PROBLEM TO SOLVE –
Copy the rows verbatim, beginning at the start of the rows and continuing through the line that contains "scan-speck: [470, 598, 472, 600]", with both ends included.

Element box records –
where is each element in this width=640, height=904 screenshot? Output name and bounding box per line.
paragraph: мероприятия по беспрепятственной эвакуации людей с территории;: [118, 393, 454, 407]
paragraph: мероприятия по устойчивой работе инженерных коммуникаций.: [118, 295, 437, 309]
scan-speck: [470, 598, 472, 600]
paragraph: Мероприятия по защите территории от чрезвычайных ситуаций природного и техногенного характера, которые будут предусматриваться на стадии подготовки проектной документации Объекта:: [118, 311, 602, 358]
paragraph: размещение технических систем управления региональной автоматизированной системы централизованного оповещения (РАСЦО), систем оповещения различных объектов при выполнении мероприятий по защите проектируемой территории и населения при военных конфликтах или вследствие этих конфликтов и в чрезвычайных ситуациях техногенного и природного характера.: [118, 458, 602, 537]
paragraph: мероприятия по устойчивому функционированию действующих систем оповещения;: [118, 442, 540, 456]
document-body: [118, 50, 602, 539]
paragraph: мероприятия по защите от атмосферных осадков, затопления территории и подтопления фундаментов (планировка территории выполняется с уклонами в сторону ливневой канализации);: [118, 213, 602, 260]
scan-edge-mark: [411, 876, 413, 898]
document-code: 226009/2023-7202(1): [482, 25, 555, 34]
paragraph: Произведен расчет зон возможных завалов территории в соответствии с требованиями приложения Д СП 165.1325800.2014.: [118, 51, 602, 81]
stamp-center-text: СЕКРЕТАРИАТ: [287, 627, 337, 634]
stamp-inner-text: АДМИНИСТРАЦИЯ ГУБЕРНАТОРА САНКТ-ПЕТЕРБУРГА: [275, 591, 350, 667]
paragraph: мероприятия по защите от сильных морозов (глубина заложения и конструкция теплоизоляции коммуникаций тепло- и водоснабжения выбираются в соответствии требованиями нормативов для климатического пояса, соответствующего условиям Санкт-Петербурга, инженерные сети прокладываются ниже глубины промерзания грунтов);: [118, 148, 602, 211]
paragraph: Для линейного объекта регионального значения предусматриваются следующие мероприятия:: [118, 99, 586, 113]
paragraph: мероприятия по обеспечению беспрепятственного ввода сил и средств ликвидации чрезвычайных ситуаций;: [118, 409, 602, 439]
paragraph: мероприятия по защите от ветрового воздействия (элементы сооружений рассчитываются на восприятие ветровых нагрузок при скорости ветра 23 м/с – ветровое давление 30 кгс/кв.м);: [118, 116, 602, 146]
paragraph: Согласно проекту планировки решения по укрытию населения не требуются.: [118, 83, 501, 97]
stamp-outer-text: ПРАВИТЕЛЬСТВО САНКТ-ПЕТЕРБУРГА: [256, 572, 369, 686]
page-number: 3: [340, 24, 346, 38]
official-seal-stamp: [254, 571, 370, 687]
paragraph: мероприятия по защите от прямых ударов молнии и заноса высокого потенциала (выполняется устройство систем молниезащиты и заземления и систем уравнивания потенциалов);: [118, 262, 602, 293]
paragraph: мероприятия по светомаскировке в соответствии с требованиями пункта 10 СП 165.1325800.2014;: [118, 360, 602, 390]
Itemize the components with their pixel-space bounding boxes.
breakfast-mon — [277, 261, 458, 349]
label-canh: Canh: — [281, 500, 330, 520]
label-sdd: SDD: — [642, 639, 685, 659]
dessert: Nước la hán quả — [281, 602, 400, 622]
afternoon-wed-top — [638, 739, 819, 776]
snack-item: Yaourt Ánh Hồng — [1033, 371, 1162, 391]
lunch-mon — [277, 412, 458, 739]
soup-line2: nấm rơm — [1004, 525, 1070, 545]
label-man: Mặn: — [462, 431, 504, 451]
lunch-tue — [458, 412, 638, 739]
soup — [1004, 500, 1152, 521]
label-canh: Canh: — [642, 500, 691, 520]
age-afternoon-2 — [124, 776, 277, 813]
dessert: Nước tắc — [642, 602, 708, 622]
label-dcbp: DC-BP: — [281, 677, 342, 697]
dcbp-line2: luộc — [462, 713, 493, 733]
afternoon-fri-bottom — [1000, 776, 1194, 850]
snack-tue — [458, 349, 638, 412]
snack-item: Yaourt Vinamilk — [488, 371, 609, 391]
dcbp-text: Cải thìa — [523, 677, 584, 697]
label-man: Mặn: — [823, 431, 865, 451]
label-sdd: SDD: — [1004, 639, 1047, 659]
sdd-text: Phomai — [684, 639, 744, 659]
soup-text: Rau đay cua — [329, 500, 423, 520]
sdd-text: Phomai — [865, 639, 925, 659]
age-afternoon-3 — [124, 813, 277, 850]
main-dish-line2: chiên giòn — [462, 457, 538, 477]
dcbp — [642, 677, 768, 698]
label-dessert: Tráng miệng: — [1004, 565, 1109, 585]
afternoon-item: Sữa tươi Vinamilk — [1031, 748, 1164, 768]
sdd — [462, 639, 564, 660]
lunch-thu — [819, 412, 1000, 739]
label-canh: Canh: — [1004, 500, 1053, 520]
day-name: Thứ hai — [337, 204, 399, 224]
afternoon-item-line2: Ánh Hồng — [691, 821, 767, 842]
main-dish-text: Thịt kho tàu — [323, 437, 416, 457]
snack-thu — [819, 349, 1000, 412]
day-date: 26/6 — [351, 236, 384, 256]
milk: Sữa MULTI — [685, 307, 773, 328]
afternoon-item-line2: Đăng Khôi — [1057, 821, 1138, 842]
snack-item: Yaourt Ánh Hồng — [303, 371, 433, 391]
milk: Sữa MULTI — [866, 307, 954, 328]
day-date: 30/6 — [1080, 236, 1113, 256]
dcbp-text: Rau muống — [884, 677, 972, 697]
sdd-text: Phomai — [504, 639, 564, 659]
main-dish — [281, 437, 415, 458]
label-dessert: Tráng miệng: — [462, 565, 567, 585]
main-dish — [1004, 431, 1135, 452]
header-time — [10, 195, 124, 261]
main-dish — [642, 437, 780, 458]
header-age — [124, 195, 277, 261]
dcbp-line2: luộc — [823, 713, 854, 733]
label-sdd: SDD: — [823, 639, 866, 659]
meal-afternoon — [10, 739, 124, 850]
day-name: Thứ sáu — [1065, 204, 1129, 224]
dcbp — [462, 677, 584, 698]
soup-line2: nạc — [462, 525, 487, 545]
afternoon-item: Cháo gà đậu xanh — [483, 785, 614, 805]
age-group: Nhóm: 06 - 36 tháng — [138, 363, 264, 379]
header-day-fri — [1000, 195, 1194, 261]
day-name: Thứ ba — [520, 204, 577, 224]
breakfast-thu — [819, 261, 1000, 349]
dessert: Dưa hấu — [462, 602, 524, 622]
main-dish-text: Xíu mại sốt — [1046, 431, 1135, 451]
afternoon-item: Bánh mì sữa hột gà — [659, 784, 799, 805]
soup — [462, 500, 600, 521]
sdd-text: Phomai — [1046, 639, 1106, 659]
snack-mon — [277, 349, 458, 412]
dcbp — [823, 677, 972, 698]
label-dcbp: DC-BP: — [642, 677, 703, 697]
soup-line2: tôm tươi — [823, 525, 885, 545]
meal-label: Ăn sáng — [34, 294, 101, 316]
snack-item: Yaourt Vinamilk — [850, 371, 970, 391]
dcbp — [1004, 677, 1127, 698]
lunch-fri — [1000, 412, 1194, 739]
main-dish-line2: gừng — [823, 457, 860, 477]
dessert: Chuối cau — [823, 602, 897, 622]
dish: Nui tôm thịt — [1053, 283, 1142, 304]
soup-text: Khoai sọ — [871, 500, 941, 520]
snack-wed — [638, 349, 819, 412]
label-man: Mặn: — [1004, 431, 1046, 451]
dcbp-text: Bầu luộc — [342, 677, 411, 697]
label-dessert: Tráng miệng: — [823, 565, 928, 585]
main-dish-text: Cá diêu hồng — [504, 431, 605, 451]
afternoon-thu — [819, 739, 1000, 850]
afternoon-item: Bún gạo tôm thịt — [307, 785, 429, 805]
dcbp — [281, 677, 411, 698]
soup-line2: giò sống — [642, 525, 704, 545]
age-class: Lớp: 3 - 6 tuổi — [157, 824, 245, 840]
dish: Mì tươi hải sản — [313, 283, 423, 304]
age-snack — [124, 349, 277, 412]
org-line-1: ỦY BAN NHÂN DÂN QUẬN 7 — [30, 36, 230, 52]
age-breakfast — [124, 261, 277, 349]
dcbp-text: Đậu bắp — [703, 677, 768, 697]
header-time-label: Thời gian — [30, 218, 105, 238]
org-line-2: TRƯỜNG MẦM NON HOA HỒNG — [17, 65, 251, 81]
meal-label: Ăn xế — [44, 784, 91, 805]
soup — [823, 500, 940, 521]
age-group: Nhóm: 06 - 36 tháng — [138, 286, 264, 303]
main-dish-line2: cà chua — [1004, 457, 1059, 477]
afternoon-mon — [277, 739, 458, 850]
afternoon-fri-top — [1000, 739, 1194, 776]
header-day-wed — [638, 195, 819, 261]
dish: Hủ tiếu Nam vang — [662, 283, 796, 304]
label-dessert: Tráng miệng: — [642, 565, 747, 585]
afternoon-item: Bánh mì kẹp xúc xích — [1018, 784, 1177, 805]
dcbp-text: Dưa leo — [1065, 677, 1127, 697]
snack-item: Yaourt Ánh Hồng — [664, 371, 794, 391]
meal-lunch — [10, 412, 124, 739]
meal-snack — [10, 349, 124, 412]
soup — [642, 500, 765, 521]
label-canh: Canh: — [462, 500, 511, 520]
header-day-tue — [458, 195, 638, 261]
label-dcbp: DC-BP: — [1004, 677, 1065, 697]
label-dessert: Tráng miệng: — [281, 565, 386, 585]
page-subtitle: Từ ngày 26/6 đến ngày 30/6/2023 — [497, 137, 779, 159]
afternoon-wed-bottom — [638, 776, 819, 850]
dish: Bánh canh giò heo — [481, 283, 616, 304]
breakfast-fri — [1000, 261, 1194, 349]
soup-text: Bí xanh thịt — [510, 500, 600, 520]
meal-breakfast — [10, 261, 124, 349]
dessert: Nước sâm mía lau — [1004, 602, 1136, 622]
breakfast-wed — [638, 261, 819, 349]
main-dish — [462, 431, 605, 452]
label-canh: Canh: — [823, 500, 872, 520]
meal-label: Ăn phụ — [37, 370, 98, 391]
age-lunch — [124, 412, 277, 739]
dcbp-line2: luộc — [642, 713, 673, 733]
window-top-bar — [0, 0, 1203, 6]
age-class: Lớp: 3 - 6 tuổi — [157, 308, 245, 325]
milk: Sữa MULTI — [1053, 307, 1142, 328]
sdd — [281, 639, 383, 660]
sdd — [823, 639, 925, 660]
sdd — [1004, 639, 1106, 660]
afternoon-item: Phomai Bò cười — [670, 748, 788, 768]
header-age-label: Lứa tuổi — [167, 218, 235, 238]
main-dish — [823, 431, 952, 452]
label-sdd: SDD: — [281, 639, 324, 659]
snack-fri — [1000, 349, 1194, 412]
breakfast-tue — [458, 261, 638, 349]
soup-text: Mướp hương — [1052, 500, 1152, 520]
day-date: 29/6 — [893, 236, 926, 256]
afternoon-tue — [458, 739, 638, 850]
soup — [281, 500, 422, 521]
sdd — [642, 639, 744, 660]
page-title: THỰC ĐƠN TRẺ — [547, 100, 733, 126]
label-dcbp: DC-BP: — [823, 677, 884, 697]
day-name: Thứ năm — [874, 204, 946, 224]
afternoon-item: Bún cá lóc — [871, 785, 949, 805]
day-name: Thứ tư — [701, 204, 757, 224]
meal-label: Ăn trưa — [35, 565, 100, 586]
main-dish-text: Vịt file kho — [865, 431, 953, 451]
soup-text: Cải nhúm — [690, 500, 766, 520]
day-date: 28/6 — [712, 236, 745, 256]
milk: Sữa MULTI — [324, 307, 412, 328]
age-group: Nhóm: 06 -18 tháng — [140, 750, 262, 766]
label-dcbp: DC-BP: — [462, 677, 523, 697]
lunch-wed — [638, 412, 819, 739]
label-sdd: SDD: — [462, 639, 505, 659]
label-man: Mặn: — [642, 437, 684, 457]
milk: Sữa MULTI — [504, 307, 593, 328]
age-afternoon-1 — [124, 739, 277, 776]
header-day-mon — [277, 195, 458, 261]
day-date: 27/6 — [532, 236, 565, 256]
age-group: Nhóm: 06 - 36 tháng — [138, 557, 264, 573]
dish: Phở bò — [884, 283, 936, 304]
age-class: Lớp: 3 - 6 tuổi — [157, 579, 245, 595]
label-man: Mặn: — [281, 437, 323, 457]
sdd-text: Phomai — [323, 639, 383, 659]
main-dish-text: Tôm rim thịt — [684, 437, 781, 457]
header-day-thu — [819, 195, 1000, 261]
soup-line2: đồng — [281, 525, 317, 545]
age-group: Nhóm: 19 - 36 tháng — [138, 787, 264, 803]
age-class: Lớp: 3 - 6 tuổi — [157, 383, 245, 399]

SOLUTION TO THIS TASK –
where is each element in this width=640, height=904 screenshot? Output name and bounding box per line.
paragraph: мероприятия по беспрепятственной эвакуации людей с территории;: [118, 393, 454, 407]
paragraph: мероприятия по устойчивой работе инженерных коммуникаций.: [118, 295, 437, 309]
scan-speck: [470, 598, 472, 600]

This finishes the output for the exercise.